#### EXERCISE INPUTS
□ □ □ □ □

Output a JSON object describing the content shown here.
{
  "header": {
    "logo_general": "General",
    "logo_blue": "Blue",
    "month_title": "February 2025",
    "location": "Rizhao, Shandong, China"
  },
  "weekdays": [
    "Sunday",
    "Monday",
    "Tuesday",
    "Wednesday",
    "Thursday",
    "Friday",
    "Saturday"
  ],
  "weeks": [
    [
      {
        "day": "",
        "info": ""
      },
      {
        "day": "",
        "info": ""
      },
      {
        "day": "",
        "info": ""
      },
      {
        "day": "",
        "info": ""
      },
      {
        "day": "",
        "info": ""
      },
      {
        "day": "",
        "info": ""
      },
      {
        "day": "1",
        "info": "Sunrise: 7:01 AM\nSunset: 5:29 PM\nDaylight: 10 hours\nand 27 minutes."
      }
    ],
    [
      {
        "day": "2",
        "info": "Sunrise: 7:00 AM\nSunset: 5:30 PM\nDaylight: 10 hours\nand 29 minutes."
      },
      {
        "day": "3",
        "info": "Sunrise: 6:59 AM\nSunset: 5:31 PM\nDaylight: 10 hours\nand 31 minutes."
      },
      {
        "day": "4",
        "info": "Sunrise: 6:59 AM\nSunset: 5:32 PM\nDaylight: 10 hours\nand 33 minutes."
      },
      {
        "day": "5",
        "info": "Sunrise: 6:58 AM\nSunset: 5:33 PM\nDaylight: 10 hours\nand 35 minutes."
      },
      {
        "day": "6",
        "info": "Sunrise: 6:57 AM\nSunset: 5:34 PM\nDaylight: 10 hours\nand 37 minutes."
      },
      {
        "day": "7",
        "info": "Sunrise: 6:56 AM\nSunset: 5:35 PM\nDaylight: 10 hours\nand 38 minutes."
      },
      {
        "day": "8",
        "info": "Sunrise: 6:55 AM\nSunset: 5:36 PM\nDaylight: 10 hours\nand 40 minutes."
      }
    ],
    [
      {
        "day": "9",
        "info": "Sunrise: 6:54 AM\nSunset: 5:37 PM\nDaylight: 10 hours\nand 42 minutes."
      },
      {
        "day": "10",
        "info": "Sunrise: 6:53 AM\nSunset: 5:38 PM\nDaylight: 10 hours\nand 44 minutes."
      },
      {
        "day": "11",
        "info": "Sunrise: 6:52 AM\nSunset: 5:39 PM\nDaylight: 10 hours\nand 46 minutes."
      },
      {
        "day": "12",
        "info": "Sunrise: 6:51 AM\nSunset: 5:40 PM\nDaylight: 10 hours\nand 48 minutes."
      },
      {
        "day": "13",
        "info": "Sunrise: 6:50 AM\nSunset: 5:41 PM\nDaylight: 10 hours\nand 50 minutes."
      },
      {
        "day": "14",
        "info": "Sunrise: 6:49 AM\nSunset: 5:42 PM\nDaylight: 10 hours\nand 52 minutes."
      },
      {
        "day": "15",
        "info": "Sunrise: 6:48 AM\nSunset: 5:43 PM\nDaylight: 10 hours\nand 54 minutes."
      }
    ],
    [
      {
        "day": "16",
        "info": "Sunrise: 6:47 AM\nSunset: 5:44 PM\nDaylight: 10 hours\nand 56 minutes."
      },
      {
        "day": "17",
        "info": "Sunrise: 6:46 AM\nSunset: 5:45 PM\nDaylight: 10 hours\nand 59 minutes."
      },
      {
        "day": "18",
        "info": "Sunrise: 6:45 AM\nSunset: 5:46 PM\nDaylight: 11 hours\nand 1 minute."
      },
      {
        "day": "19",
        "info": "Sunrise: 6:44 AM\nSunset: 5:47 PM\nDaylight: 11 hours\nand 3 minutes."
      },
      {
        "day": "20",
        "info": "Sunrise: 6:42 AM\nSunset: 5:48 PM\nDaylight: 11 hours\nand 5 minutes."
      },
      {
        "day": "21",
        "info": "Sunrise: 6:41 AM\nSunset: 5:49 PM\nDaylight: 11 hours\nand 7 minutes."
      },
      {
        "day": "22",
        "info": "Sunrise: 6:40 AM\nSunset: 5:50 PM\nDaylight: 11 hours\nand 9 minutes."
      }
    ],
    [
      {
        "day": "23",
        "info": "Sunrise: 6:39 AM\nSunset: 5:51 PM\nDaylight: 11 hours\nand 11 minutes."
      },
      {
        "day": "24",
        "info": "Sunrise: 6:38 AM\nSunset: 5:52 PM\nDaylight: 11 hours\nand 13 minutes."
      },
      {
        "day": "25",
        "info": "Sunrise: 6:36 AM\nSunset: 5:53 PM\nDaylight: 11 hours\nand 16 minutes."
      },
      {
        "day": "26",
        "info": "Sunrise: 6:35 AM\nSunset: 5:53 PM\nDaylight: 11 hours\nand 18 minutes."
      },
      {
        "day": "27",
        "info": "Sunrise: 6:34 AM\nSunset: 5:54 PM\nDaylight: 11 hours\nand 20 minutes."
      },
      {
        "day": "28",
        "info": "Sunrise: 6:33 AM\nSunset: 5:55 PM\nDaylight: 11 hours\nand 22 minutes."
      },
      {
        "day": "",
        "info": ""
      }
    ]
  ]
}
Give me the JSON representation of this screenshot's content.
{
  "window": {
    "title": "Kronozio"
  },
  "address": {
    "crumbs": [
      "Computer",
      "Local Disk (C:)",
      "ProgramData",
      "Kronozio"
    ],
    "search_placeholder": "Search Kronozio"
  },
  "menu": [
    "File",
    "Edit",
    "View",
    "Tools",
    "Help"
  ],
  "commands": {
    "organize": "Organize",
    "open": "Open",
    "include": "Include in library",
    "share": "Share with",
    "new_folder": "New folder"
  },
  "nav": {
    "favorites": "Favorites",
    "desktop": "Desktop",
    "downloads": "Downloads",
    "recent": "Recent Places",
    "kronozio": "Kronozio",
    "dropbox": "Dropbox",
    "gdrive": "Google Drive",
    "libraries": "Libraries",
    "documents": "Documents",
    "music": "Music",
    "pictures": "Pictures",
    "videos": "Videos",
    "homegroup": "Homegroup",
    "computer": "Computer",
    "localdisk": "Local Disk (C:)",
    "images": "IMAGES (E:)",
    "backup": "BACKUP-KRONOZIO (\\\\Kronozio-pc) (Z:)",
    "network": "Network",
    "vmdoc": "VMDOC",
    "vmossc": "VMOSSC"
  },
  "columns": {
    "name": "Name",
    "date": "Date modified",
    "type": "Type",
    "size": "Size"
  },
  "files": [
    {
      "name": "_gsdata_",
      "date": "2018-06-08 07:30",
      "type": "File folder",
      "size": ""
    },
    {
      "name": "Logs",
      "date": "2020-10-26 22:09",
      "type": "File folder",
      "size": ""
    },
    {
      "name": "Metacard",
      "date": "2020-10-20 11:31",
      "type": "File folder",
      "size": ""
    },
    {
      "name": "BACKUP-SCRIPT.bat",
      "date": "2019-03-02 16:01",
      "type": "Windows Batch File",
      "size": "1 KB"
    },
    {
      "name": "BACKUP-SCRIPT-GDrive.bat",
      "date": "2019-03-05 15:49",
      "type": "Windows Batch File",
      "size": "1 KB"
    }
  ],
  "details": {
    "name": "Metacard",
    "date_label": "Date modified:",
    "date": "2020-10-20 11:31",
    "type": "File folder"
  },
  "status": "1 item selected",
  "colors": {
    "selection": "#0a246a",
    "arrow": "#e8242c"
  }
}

□ □ □ □ □

#### SET PROBLEM
Reproduce every record above exactly as it appears.

#### THE OUTPUT
Output a JSON object describing the content shown here.
{
  "header": {
    "logo_general": "General",
    "logo_blue": "Blue",
    "month_title": "February 2025",
    "location": "Rizhao, Shandong, China"
  },
  "weekdays": [
    "Sunday",
    "Monday",
    "Tuesday",
    "Wednesday",
    "Thursday",
    "Friday",
    "Saturday"
  ],
  "weeks": [
    [
      {
        "day": "",
        "info": ""
      },
      {
        "day": "",
        "info": ""
      },
      {
        "day": "",
        "info": ""
      },
      {
        "day": "",
        "info": ""
      },
      {
        "day": "",
        "info": ""
      },
      {
        "day": "",
        "info": ""
      },
      {
        "day": "1",
        "info": "Sunrise: 7:01 AM\nSunset: 5:29 PM\nDaylight: 10 hours\nand 27 minutes."
      }
    ],
    [
      {
        "day": "2",
        "info": "Sunrise: 7:00 AM\nSunset: 5:30 PM\nDaylight: 10 hours\nand 29 minutes."
      },
      {
        "day": "3",
        "info": "Sunrise: 6:59 AM\nSunset: 5:31 PM\nDaylight: 10 hours\nand 31 minutes."
      },
      {
        "day": "4",
        "info": "Sunrise: 6:59 AM\nSunset: 5:32 PM\nDaylight: 10 hours\nand 33 minutes."
      },
      {
        "day": "5",
        "info": "Sunrise: 6:58 AM\nSunset: 5:33 PM\nDaylight: 10 hours\nand 35 minutes."
      },
      {
        "day": "6",
        "info": "Sunrise: 6:57 AM\nSunset: 5:34 PM\nDaylight: 10 hours\nand 37 minutes."
      },
      {
        "day": "7",
        "info": "Sunrise: 6:56 AM\nSunset: 5:35 PM\nDaylight: 10 hours\nand 38 minutes."
      },
      {
        "day": "8",
        "info": "Sunrise: 6:55 AM\nSunset: 5:36 PM\nDaylight: 10 hours\nand 40 minutes."
      }
    ],
    [
      {
        "day": "9",
        "info": "Sunrise: 6:54 AM\nSunset: 5:37 PM\nDaylight: 10 hours\nand 42 minutes."
      },
      {
        "day": "10",
        "info": "Sunrise: 6:53 AM\nSunset: 5:38 PM\nDaylight: 10 hours\nand 44 minutes."
      },
      {
        "day": "11",
        "info": "Sunrise: 6:52 AM\nSunset: 5:39 PM\nDaylight: 10 hours\nand 46 minutes."
      },
      {
        "day": "12",
        "info": "Sunrise: 6:51 AM\nSunset: 5:40 PM\nDaylight: 10 hours\nand 48 minutes."
      },
      {
        "day": "13",
        "info": "Sunrise: 6:50 AM\nSunset: 5:41 PM\nDaylight: 10 hours\nand 50 minutes."
      },
      {
        "day": "14",
        "info": "Sunrise: 6:49 AM\nSunset: 5:42 PM\nDaylight: 10 hours\nand 52 minutes."
      },
      {
        "day": "15",
        "info": "Sunrise: 6:48 AM\nSunset: 5:43 PM\nDaylight: 10 hours\nand 54 minutes."
      }
    ],
    [
      {
        "day": "16",
        "info": "Sunrise: 6:47 AM\nSunset: 5:44 PM\nDaylight: 10 hours\nand 56 minutes."
      },
      {
        "day": "17",
        "info": "Sunrise: 6:46 AM\nSunset: 5:45 PM\nDaylight: 10 hours\nand 59 minutes."
      },
      {
        "day": "18",
        "info": "Sunrise: 6:45 AM\nSunset: 5:46 PM\nDaylight: 11 hours\nand 1 minute."
      },
      {
        "day": "19",
        "info": "Sunrise: 6:44 AM\nSunset: 5:47 PM\nDaylight: 11 hours\nand 3 minutes."
      },
      {
        "day": "20",
        "info": "Sunrise: 6:42 AM\nSunset: 5:48 PM\nDaylight: 11 hours\nand 5 minutes."
      },
      {
        "day": "21",
        "info": "Sunrise: 6:41 AM\nSunset: 5:49 PM\nDaylight: 11 hours\nand 7 minutes."
      },
      {
        "day": "22",
        "info": "Sunrise: 6:40 AM\nSunset: 5:50 PM\nDaylight: 11 hours\nand 9 minutes."
      }
    ],
    [
      {
        "day": "23",
        "info": "Sunrise: 6:39 AM\nSunset: 5:51 PM\nDaylight: 11 hours\nand 11 minutes."
      },
      {
        "day": "24",
        "info": "Sunrise: 6:38 AM\nSunset: 5:52 PM\nDaylight: 11 hours\nand 13 minutes."
      },
      {
        "day": "25",
        "info": "Sunrise: 6:36 AM\nSunset: 5:53 PM\nDaylight: 11 hours\nand 16 minutes."
      },
      {
        "day": "26",
        "info": "Sunrise: 6:35 AM\nSunset: 5:53 PM\nDaylight: 11 hours\nand 18 minutes."
      },
      {
        "day": "27",
        "info": "Sunrise: 6:34 AM\nSunset: 5:54 PM\nDaylight: 11 hours\nand 20 minutes."
      },
      {
        "day": "28",
        "info": "Sunrise: 6:33 AM\nSunset: 5:55 PM\nDaylight: 11 hours\nand 22 minutes."
      },
      {
        "day": "",
        "info": ""
      }
    ]
  ]
}
Give me the JSON representation of this screenshot's content.
{
  "window": {
    "title": "Kronozio"
  },
  "address": {
    "crumbs": [
      "Computer",
      "Local Disk (C:)",
      "ProgramData",
      "Kronozio"
    ],
    "search_placeholder": "Search Kronozio"
  },
  "menu": [
    "File",
    "Edit",
    "View",
    "Tools",
    "Help"
  ],
  "commands": {
    "organize": "Organize",
    "open": "Open",
    "include": "Include in library",
    "share": "Share with",
    "new_folder": "New folder"
  },
  "nav": {
    "favorites": "Favorites",
    "desktop": "Desktop",
    "downloads": "Downloads",
    "recent": "Recent Places",
    "kronozio": "Kronozio",
    "dropbox": "Dropbox",
    "gdrive": "Google Drive",
    "libraries": "Libraries",
    "documents": "Documents",
    "music": "Music",
    "pictures": "Pictures",
    "videos": "Videos",
    "homegroup": "Homegroup",
    "computer": "Computer",
    "localdisk": "Local Disk (C:)",
    "images": "IMAGES (E:)",
    "backup": "BACKUP-KRONOZIO (\\\\Kronozio-pc) (Z:)",
    "network": "Network",
    "vmdoc": "VMDOC",
    "vmossc": "VMOSSC"
  },
  "columns": {
    "name": "Name",
    "date": "Date modified",
    "type": "Type",
    "size": "Size"
  },
  "files": [
    {
      "name": "_gsdata_",
      "date": "2018-06-08 07:30",
      "type": "File folder",
      "size": ""
    },
    {
      "name": "Logs",
      "date": "2020-10-26 22:09",
      "type": "File folder",
      "size": ""
    },
    {
      "name": "Metacard",
      "date": "2020-10-20 11:31",
      "type": "File folder",
      "size": ""
    },
    {
      "name": "BACKUP-SCRIPT.bat",
      "date": "2019-03-02 16:01",
      "type": "Windows Batch File",
      "size": "1 KB"
    },
    {
      "name": "BACKUP-SCRIPT-GDrive.bat",
      "date": "2019-03-05 15:49",
      "type": "Windows Batch File",
      "size": "1 KB"
    }
  ],
  "details": {
    "name": "Metacard",
    "date_label": "Date modified:",
    "date": "2020-10-20 11:31",
    "type": "File folder"
  },
  "status": "1 item selected",
  "colors": {
    "selection": "#0a246a",
    "arrow": "#e8242c"
  }
}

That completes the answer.